→ Your task: Extract each line of the data below exactly as written.

→ Data rows:
■ ■ ■

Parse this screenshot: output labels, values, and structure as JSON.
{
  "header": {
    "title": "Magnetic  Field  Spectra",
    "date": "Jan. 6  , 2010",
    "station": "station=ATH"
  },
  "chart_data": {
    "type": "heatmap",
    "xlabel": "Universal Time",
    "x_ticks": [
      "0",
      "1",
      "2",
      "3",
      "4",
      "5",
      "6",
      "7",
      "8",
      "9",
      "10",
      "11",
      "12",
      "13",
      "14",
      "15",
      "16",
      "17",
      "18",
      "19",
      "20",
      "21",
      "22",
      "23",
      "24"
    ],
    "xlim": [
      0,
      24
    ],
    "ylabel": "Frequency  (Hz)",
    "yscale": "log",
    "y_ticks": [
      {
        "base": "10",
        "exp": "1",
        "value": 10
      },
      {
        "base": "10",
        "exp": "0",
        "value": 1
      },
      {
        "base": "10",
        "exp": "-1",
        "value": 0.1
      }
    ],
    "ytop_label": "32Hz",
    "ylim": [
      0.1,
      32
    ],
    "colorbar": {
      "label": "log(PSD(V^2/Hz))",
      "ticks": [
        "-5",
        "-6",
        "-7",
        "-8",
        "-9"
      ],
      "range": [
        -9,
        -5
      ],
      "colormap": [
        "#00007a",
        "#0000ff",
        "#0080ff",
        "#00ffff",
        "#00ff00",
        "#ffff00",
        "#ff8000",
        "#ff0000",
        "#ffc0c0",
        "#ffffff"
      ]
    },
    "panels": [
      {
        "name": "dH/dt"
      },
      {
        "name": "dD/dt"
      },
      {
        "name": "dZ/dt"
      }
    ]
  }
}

■ ■ ■

→ Answer for this exercise:
Parse this screenshot: output labels, values, and structure as JSON.
{
  "header": {
    "title": "Magnetic  Field  Spectra",
    "date": "Jan. 6  , 2010",
    "station": "station=ATH"
  },
  "chart_data": {
    "type": "heatmap",
    "xlabel": "Universal Time",
    "x_ticks": [
      "0",
      "1",
      "2",
      "3",
      "4",
      "5",
      "6",
      "7",
      "8",
      "9",
      "10",
      "11",
      "12",
      "13",
      "14",
      "15",
      "16",
      "17",
      "18",
      "19",
      "20",
      "21",
      "22",
      "23",
      "24"
    ],
    "xlim": [
      0,
      24
    ],
    "ylabel": "Frequency  (Hz)",
    "yscale": "log",
    "y_ticks": [
      {
        "base": "10",
        "exp": "1",
        "value": 10
      },
      {
        "base": "10",
        "exp": "0",
        "value": 1
      },
      {
        "base": "10",
        "exp": "-1",
        "value": 0.1
      }
    ],
    "ytop_label": "32Hz",
    "ylim": [
      0.1,
      32
    ],
    "colorbar": {
      "label": "log(PSD(V^2/Hz))",
      "ticks": [
        "-5",
        "-6",
        "-7",
        "-8",
        "-9"
      ],
      "range": [
        -9,
        -5
      ],
      "colormap": [
        "#00007a",
        "#0000ff",
        "#0080ff",
        "#00ffff",
        "#00ff00",
        "#ffff00",
        "#ff8000",
        "#ff0000",
        "#ffc0c0",
        "#ffffff"
      ]
    },
    "panels": [
      {
        "name": "dH/dt"
      },
      {
        "name": "dD/dt"
      },
      {
        "name": "dZ/dt"
      }
    ]
  }
}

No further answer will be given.